## Given instruction
Write out the listing below exactly, and omit any images you find in it.
◆ ◆ ◆
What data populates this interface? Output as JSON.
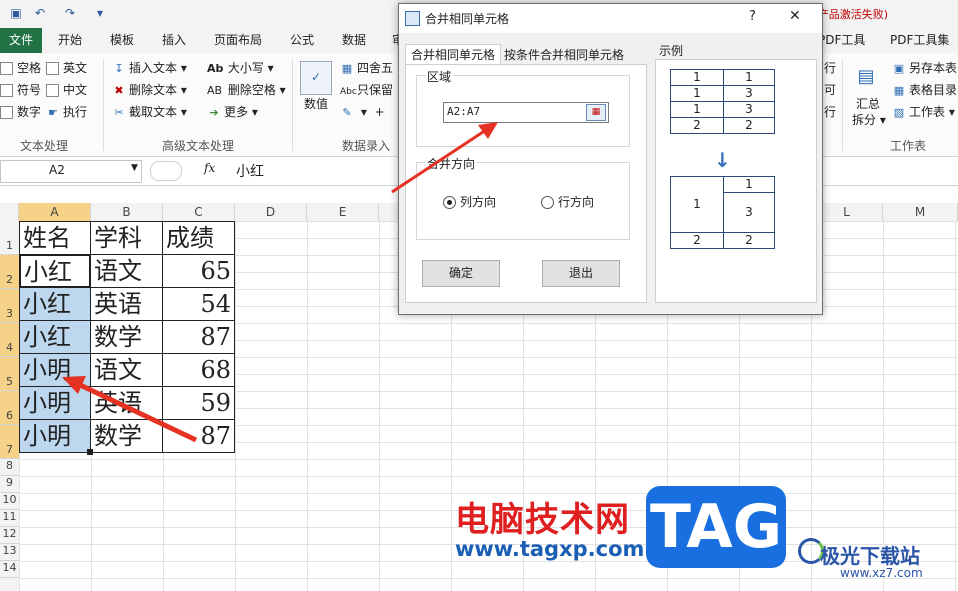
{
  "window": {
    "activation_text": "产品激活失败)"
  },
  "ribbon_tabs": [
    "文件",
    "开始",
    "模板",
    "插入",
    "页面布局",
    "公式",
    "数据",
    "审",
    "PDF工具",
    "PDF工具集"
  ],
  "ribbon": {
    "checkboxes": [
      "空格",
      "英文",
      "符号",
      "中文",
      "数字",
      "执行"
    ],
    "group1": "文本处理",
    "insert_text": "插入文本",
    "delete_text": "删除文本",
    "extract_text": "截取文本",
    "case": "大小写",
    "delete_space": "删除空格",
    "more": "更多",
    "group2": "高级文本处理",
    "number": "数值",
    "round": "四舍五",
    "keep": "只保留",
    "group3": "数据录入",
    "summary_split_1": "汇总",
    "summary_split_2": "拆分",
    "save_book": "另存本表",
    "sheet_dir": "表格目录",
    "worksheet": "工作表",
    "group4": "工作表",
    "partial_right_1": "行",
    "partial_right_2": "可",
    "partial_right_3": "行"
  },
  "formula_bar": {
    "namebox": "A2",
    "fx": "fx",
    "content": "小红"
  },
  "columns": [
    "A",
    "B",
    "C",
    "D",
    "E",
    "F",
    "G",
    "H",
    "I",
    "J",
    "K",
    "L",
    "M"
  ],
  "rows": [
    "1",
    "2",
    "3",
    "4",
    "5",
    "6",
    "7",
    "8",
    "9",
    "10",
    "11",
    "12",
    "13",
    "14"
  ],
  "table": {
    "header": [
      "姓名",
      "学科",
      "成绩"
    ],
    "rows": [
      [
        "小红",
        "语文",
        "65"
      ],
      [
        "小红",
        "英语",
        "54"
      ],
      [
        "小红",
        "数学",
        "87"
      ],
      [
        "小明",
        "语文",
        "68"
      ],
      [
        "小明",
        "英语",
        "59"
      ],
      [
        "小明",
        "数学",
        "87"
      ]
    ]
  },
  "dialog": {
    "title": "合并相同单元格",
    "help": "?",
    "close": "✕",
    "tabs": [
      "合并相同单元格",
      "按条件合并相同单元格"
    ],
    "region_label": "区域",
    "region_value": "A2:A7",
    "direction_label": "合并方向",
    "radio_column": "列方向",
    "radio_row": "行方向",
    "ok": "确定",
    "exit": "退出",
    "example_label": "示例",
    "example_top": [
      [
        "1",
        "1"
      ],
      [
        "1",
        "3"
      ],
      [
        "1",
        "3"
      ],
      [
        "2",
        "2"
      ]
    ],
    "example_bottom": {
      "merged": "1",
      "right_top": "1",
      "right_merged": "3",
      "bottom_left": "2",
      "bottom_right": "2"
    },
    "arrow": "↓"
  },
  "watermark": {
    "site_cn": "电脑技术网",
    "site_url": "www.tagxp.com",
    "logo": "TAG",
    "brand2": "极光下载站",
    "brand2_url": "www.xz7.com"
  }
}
◆ ◆ ◆
## Answer below
What data populates this interface? Output as JSON.
{
  "window": {
    "activation_text": "产品激活失败)"
  },
  "ribbon_tabs": [
    "文件",
    "开始",
    "模板",
    "插入",
    "页面布局",
    "公式",
    "数据",
    "审",
    "PDF工具",
    "PDF工具集"
  ],
  "ribbon": {
    "checkboxes": [
      "空格",
      "英文",
      "符号",
      "中文",
      "数字",
      "执行"
    ],
    "group1": "文本处理",
    "insert_text": "插入文本",
    "delete_text": "删除文本",
    "extract_text": "截取文本",
    "case": "大小写",
    "delete_space": "删除空格",
    "more": "更多",
    "group2": "高级文本处理",
    "number": "数值",
    "round": "四舍五",
    "keep": "只保留",
    "group3": "数据录入",
    "summary_split_1": "汇总",
    "summary_split_2": "拆分",
    "save_book": "另存本表",
    "sheet_dir": "表格目录",
    "worksheet": "工作表",
    "group4": "工作表",
    "partial_right_1": "行",
    "partial_right_2": "可",
    "partial_right_3": "行"
  },
  "formula_bar": {
    "namebox": "A2",
    "fx": "fx",
    "content": "小红"
  },
  "columns": [
    "A",
    "B",
    "C",
    "D",
    "E",
    "F",
    "G",
    "H",
    "I",
    "J",
    "K",
    "L",
    "M"
  ],
  "rows": [
    "1",
    "2",
    "3",
    "4",
    "5",
    "6",
    "7",
    "8",
    "9",
    "10",
    "11",
    "12",
    "13",
    "14"
  ],
  "table": {
    "header": [
      "姓名",
      "学科",
      "成绩"
    ],
    "rows": [
      [
        "小红",
        "语文",
        "65"
      ],
      [
        "小红",
        "英语",
        "54"
      ],
      [
        "小红",
        "数学",
        "87"
      ],
      [
        "小明",
        "语文",
        "68"
      ],
      [
        "小明",
        "英语",
        "59"
      ],
      [
        "小明",
        "数学",
        "87"
      ]
    ]
  },
  "dialog": {
    "title": "合并相同单元格",
    "help": "?",
    "close": "✕",
    "tabs": [
      "合并相同单元格",
      "按条件合并相同单元格"
    ],
    "region_label": "区域",
    "region_value": "A2:A7",
    "direction_label": "合并方向",
    "radio_column": "列方向",
    "radio_row": "行方向",
    "ok": "确定",
    "exit": "退出",
    "example_label": "示例",
    "example_top": [
      [
        "1",
        "1"
      ],
      [
        "1",
        "3"
      ],
      [
        "1",
        "3"
      ],
      [
        "2",
        "2"
      ]
    ],
    "example_bottom": {
      "merged": "1",
      "right_top": "1",
      "right_merged": "3",
      "bottom_left": "2",
      "bottom_right": "2"
    },
    "arrow": "↓"
  },
  "watermark": {
    "site_cn": "电脑技术网",
    "site_url": "www.tagxp.com",
    "logo": "TAG",
    "brand2": "极光下载站",
    "brand2_url": "www.xz7.com"
  }
}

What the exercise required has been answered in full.